▶ [Required action] Retype all the records with nothing changed.

+++ Provided material

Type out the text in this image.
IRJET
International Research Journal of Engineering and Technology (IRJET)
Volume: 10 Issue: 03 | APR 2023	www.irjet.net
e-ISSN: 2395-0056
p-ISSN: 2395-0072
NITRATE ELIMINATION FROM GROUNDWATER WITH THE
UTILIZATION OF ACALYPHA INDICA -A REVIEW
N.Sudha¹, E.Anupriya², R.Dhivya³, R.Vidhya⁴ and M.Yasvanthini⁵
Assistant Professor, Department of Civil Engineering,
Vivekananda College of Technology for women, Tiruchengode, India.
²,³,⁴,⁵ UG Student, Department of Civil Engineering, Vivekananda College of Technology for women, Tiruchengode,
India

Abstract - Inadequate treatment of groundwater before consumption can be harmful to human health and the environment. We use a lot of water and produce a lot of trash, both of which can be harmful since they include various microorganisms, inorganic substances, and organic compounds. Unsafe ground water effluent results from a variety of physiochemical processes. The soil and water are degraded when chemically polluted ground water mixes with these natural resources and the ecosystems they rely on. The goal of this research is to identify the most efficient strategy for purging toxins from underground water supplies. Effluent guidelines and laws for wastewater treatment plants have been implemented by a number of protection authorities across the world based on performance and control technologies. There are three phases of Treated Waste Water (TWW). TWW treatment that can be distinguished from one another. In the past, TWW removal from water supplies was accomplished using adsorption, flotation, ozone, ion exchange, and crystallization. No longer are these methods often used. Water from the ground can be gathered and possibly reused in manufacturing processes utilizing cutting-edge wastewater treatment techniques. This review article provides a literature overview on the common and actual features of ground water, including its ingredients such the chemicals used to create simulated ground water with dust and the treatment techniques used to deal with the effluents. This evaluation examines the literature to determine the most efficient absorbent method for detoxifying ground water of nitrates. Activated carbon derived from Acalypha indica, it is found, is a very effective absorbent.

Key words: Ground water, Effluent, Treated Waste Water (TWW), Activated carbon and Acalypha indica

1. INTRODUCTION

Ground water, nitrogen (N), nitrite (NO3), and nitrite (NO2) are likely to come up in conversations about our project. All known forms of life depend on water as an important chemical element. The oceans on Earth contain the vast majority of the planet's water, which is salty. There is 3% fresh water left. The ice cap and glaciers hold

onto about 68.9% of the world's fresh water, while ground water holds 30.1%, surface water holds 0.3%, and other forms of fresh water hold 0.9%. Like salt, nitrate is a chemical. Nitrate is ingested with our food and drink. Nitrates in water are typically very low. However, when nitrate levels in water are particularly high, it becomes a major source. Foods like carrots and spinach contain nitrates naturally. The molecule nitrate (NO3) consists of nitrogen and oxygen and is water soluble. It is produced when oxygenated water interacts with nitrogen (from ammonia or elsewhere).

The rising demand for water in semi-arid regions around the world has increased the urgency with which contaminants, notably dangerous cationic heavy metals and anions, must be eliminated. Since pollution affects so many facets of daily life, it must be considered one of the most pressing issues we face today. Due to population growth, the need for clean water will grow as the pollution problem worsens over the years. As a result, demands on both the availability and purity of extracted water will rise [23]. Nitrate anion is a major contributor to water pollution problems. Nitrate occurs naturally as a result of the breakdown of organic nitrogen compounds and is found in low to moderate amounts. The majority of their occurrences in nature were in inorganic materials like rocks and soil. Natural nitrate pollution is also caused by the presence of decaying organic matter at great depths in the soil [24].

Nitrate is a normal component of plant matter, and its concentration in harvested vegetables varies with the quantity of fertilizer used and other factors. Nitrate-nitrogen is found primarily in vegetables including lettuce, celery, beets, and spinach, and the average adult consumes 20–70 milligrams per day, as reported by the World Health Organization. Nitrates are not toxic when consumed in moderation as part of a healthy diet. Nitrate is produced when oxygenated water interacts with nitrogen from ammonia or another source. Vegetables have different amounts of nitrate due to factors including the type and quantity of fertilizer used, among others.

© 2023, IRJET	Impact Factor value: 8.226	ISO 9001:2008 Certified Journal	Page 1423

++++++

▶ [Problem solution]
Type out the text in this image.
IRJET
International Research Journal of Engineering and Technology (IRJET)
Volume: 10 Issue: 03 | APR 2023	www.irjet.net
e-ISSN: 2395-0056
p-ISSN: 2395-0072
NITRATE ELIMINATION FROM GROUNDWATER WITH THE
UTILIZATION OF ACALYPHA INDICA -A REVIEW
N.Sudha¹, E.Anupriya², R.Dhivya³, R.Vidhya⁴ and M.Yasvanthini⁵
Assistant Professor, Department of Civil Engineering,
Vivekananda College of Technology for women, Tiruchengode, India.
²,³,⁴,⁵ UG Student, Department of Civil Engineering, Vivekananda College of Technology for women, Tiruchengode,
India

Abstract - Inadequate treatment of groundwater before consumption can be harmful to human health and the environment. We use a lot of water and produce a lot of trash, both of which can be harmful since they include various microorganisms, inorganic substances, and organic compounds. Unsafe ground water effluent results from a variety of physiochemical processes. The soil and water are degraded when chemically polluted ground water mixes with these natural resources and the ecosystems they rely on. The goal of this research is to identify the most efficient strategy for purging toxins from underground water supplies. Effluent guidelines and laws for wastewater treatment plants have been implemented by a number of protection authorities across the world based on performance and control technologies. There are three phases of Treated Waste Water (TWW). TWW treatment that can be distinguished from one another. In the past, TWW removal from water supplies was accomplished using adsorption, flotation, ozone, ion exchange, and crystallization. No longer are these methods often used. Water from the ground can be gathered and possibly reused in manufacturing processes utilizing cutting-edge wastewater treatment techniques. This review article provides a literature overview on the common and actual features of ground water, including its ingredients such the chemicals used to create simulated ground water with dust and the treatment techniques used to deal with the effluents. This evaluation examines the literature to determine the most efficient absorbent method for detoxifying ground water of nitrates. Activated carbon derived from Acalypha indica, it is found, is a very effective absorbent.

Key words: Ground water, Effluent, Treated Waste Water (TWW), Activated carbon and Acalypha indica

1. INTRODUCTION

Ground water, nitrogen (N), nitrite (NO3), and nitrite (NO2) are likely to come up in conversations about our project. All known forms of life depend on water as an important chemical element. The oceans on Earth contain the vast majority of the planet's water, which is salty. There is 3% fresh water left. The ice cap and glaciers hold

onto about 68.9% of the world's fresh water, while ground water holds 30.1%, surface water holds 0.3%, and other forms of fresh water hold 0.9%. Like salt, nitrate is a chemical. Nitrate is ingested with our food and drink. Nitrates in water are typically very low. However, when nitrate levels in water are particularly high, it becomes a major source. Foods like carrots and spinach contain nitrates naturally. The molecule nitrate (NO3) consists of nitrogen and oxygen and is water soluble. It is produced when oxygenated water interacts with nitrogen (from ammonia or elsewhere).

The rising demand for water in semi-arid regions around the world has increased the urgency with which contaminants, notably dangerous cationic heavy metals and anions, must be eliminated. Since pollution affects so many facets of daily life, it must be considered one of the most pressing issues we face today. Due to population growth, the need for clean water will grow as the pollution problem worsens over the years. As a result, demands on both the availability and purity of extracted water will rise [23]. Nitrate anion is a major contributor to water pollution problems. Nitrate occurs naturally as a result of the breakdown of organic nitrogen compounds and is found in low to moderate amounts. The majority of their occurrences in nature were in inorganic materials like rocks and soil. Natural nitrate pollution is also caused by the presence of decaying organic matter at great depths in the soil [24].

Nitrate is a normal component of plant matter, and its concentration in harvested vegetables varies with the quantity of fertilizer used and other factors. Nitrate-nitrogen is found primarily in vegetables including lettuce, celery, beets, and spinach, and the average adult consumes 20–70 milligrams per day, as reported by the World Health Organization. Nitrates are not toxic when consumed in moderation as part of a healthy diet. Nitrate is produced when oxygenated water interacts with nitrogen from ammonia or another source. Vegetables have different amounts of nitrate due to factors including the type and quantity of fertilizer used, among others.

© 2023, IRJET	Impact Factor value: 8.226	ISO 9001:2008 Certified Journal	Page 1423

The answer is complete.